Task to complete: Give the listing below again in full, exactly as written.

Data listing:
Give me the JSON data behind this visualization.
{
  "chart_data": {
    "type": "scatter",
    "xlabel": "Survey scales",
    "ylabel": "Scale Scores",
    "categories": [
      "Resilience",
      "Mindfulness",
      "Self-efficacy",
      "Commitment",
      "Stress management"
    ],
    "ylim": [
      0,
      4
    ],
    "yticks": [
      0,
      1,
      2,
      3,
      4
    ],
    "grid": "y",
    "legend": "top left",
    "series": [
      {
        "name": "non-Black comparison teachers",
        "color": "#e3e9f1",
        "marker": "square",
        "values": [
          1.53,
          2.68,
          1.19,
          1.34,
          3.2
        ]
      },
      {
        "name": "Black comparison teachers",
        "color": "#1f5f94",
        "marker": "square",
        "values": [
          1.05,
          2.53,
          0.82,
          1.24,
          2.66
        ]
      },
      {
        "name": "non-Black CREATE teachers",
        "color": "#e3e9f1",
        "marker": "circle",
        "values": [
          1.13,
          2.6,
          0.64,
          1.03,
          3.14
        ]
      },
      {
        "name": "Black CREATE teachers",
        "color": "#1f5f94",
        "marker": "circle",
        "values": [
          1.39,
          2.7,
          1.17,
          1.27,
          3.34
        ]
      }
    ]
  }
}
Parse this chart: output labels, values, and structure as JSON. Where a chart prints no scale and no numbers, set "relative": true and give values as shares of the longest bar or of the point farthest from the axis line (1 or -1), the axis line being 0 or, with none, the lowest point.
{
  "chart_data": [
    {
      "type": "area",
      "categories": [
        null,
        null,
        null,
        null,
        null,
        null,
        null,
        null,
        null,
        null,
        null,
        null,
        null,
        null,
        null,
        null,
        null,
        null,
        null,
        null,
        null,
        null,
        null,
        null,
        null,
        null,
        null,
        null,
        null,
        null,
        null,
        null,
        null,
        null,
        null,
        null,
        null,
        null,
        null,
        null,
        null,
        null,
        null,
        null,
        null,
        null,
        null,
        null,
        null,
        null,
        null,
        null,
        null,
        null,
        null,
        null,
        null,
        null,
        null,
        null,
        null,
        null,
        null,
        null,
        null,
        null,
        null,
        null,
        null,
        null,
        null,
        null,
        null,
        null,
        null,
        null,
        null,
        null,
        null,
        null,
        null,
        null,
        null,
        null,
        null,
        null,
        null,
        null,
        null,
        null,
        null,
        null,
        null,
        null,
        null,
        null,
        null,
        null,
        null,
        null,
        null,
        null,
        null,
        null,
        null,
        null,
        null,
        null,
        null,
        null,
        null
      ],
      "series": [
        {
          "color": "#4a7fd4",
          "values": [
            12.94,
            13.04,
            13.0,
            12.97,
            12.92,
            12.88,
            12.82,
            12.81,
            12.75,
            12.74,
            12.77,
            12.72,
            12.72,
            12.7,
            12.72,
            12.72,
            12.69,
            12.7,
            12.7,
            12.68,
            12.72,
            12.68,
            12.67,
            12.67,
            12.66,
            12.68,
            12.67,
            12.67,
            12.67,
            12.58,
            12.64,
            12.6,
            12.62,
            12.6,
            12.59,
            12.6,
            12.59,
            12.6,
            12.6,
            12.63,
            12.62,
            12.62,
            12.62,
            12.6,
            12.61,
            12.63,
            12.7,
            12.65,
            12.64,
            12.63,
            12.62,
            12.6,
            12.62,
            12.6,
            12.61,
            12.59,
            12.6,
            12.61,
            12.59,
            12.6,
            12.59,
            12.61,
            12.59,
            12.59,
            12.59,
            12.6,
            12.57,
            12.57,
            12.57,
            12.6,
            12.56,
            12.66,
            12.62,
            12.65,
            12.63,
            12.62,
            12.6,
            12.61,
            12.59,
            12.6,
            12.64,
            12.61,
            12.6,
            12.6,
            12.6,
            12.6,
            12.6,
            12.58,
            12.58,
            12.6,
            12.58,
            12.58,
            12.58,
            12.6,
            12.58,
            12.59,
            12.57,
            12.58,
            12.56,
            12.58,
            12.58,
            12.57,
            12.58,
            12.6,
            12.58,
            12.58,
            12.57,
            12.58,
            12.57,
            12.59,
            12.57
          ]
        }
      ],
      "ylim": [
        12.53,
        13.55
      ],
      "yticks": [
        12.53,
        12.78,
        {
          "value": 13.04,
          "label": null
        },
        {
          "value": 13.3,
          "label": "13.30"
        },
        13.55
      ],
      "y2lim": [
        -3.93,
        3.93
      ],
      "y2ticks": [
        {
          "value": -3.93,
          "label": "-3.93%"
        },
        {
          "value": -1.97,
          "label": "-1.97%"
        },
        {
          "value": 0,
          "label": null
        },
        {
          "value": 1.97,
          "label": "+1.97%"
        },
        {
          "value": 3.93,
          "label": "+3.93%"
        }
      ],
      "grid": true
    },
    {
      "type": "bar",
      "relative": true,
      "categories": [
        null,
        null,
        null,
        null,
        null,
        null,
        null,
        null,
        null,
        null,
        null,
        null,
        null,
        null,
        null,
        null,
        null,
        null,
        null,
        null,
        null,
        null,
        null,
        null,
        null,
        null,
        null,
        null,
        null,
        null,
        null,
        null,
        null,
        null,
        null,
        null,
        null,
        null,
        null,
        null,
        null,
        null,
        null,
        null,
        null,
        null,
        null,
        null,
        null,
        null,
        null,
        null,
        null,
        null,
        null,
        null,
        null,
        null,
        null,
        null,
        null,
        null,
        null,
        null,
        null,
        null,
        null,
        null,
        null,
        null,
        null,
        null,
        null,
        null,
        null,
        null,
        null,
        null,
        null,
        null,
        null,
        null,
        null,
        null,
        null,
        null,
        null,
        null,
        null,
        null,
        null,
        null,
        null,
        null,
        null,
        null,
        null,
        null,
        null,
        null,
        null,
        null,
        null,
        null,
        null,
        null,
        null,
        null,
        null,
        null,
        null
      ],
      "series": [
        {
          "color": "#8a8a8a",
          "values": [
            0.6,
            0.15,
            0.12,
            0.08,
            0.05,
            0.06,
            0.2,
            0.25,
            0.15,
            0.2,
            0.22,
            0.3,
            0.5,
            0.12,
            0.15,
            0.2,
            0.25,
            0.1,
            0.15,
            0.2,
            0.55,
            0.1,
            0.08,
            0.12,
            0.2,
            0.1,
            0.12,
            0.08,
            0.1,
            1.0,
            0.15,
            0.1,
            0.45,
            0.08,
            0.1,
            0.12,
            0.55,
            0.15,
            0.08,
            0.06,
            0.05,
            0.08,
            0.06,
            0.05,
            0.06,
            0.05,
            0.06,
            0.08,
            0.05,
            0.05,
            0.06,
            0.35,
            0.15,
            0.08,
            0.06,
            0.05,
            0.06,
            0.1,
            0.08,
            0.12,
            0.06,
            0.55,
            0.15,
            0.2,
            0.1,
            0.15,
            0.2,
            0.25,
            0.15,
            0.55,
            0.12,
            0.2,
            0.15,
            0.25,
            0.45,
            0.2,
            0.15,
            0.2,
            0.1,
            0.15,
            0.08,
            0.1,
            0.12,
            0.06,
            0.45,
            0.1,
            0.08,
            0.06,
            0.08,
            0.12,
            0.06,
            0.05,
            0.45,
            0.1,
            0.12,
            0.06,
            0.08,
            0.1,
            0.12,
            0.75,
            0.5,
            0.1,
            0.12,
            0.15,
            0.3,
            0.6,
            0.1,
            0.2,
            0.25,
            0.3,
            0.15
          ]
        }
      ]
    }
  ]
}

Final answer:
Give me the JSON data behind this visualization.
{
  "chart_data": {
    "type": "scatter",
    "xlabel": "Survey scales",
    "ylabel": "Scale Scores",
    "categories": [
      "Resilience",
      "Mindfulness",
      "Self-efficacy",
      "Commitment",
      "Stress management"
    ],
    "ylim": [
      0,
      4
    ],
    "yticks": [
      0,
      1,
      2,
      3,
      4
    ],
    "grid": "y",
    "legend": "top left",
    "series": [
      {
        "name": "non-Black comparison teachers",
        "color": "#e3e9f1",
        "marker": "square",
        "values": [
          1.53,
          2.68,
          1.19,
          1.34,
          3.2
        ]
      },
      {
        "name": "Black comparison teachers",
        "color": "#1f5f94",
        "marker": "square",
        "values": [
          1.05,
          2.53,
          0.82,
          1.24,
          2.66
        ]
      },
      {
        "name": "non-Black CREATE teachers",
        "color": "#e3e9f1",
        "marker": "circle",
        "values": [
          1.13,
          2.6,
          0.64,
          1.03,
          3.14
        ]
      },
      {
        "name": "Black CREATE teachers",
        "color": "#1f5f94",
        "marker": "circle",
        "values": [
          1.39,
          2.7,
          1.17,
          1.27,
          3.34
        ]
      }
    ]
  }
}
Parse this chart: output labels, values, and structure as JSON. Where a chart prints no scale and no numbers, set "relative": true and give values as shares of the longest bar or of the point farthest from the axis line (1 or -1), the axis line being 0 or, with none, the lowest point.
{
  "chart_data": [
    {
      "type": "area",
      "categories": [
        null,
        null,
        null,
        null,
        null,
        null,
        null,
        null,
        null,
        null,
        null,
        null,
        null,
        null,
        null,
        null,
        null,
        null,
        null,
        null,
        null,
        null,
        null,
        null,
        null,
        null,
        null,
        null,
        null,
        null,
        null,
        null,
        null,
        null,
        null,
        null,
        null,
        null,
        null,
        null,
        null,
        null,
        null,
        null,
        null,
        null,
        null,
        null,
        null,
        null,
        null,
        null,
        null,
        null,
        null,
        null,
        null,
        null,
        null,
        null,
        null,
        null,
        null,
        null,
        null,
        null,
        null,
        null,
        null,
        null,
        null,
        null,
        null,
        null,
        null,
        null,
        null,
        null,
        null,
        null,
        null,
        null,
        null,
        null,
        null,
        null,
        null,
        null,
        null,
        null,
        null,
        null,
        null,
        null,
        null,
        null,
        null,
        null,
        null,
        null,
        null,
        null,
        null,
        null,
        null,
        null,
        null,
        null,
        null,
        null,
        null
      ],
      "series": [
        {
          "color": "#4a7fd4",
          "values": [
            12.94,
            13.04,
            13.0,
            12.97,
            12.92,
            12.88,
            12.82,
            12.81,
            12.75,
            12.74,
            12.77,
            12.72,
            12.72,
            12.7,
            12.72,
            12.72,
            12.69,
            12.7,
            12.7,
            12.68,
            12.72,
            12.68,
            12.67,
            12.67,
            12.66,
            12.68,
            12.67,
            12.67,
            12.67,
            12.58,
            12.64,
            12.6,
            12.62,
            12.6,
            12.59,
            12.6,
            12.59,
            12.6,
            12.6,
            12.63,
            12.62,
            12.62,
            12.62,
            12.6,
            12.61,
            12.63,
            12.7,
            12.65,
            12.64,
            12.63,
            12.62,
            12.6,
            12.62,
            12.6,
            12.61,
            12.59,
            12.6,
            12.61,
            12.59,
            12.6,
            12.59,
            12.61,
            12.59,
            12.59,
            12.59,
            12.6,
            12.57,
            12.57,
            12.57,
            12.6,
            12.56,
            12.66,
            12.62,
            12.65,
            12.63,
            12.62,
            12.6,
            12.61,
            12.59,
            12.6,
            12.64,
            12.61,
            12.6,
            12.6,
            12.6,
            12.6,
            12.6,
            12.58,
            12.58,
            12.6,
            12.58,
            12.58,
            12.58,
            12.6,
            12.58,
            12.59,
            12.57,
            12.58,
            12.56,
            12.58,
            12.58,
            12.57,
            12.58,
            12.6,
            12.58,
            12.58,
            12.57,
            12.58,
            12.57,
            12.59,
            12.57
          ]
        }
      ],
      "ylim": [
        12.53,
        13.55
      ],
      "yticks": [
        12.53,
        12.78,
        {
          "value": 13.04,
          "label": null
        },
        {
          "value": 13.3,
          "label": "13.30"
        },
        13.55
      ],
      "y2lim": [
        -3.93,
        3.93
      ],
      "y2ticks": [
        {
          "value": -3.93,
          "label": "-3.93%"
        },
        {
          "value": -1.97,
          "label": "-1.97%"
        },
        {
          "value": 0,
          "label": null
        },
        {
          "value": 1.97,
          "label": "+1.97%"
        },
        {
          "value": 3.93,
          "label": "+3.93%"
        }
      ],
      "grid": true
    },
    {
      "type": "bar",
      "relative": true,
      "categories": [
        null,
        null,
        null,
        null,
        null,
        null,
        null,
        null,
        null,
        null,
        null,
        null,
        null,
        null,
        null,
        null,
        null,
        null,
        null,
        null,
        null,
        null,
        null,
        null,
        null,
        null,
        null,
        null,
        null,
        null,
        null,
        null,
        null,
        null,
        null,
        null,
        null,
        null,
        null,
        null,
        null,
        null,
        null,
        null,
        null,
        null,
        null,
        null,
        null,
        null,
        null,
        null,
        null,
        null,
        null,
        null,
        null,
        null,
        null,
        null,
        null,
        null,
        null,
        null,
        null,
        null,
        null,
        null,
        null,
        null,
        null,
        null,
        null,
        null,
        null,
        null,
        null,
        null,
        null,
        null,
        null,
        null,
        null,
        null,
        null,
        null,
        null,
        null,
        null,
        null,
        null,
        null,
        null,
        null,
        null,
        null,
        null,
        null,
        null,
        null,
        null,
        null,
        null,
        null,
        null,
        null,
        null,
        null,
        null,
        null,
        null
      ],
      "series": [
        {
          "color": "#8a8a8a",
          "values": [
            0.6,
            0.15,
            0.12,
            0.08,
            0.05,
            0.06,
            0.2,
            0.25,
            0.15,
            0.2,
            0.22,
            0.3,
            0.5,
            0.12,
            0.15,
            0.2,
            0.25,
            0.1,
            0.15,
            0.2,
            0.55,
            0.1,
            0.08,
            0.12,
            0.2,
            0.1,
            0.12,
            0.08,
            0.1,
            1.0,
            0.15,
            0.1,
            0.45,
            0.08,
            0.1,
            0.12,
            0.55,
            0.15,
            0.08,
            0.06,
            0.05,
            0.08,
            0.06,
            0.05,
            0.06,
            0.05,
            0.06,
            0.08,
            0.05,
            0.05,
            0.06,
            0.35,
            0.15,
            0.08,
            0.06,
            0.05,
            0.06,
            0.1,
            0.08,
            0.12,
            0.06,
            0.55,
            0.15,
            0.2,
            0.1,
            0.15,
            0.2,
            0.25,
            0.15,
            0.55,
            0.12,
            0.2,
            0.15,
            0.25,
            0.45,
            0.2,
            0.15,
            0.2,
            0.1,
            0.15,
            0.08,
            0.1,
            0.12,
            0.06,
            0.45,
            0.1,
            0.08,
            0.06,
            0.08,
            0.12,
            0.06,
            0.05,
            0.45,
            0.1,
            0.12,
            0.06,
            0.08,
            0.1,
            0.12,
            0.75,
            0.5,
            0.1,
            0.12,
            0.15,
            0.3,
            0.6,
            0.1,
            0.2,
            0.25,
            0.3,
            0.15
          ]
        }
      ]
    }
  ]
}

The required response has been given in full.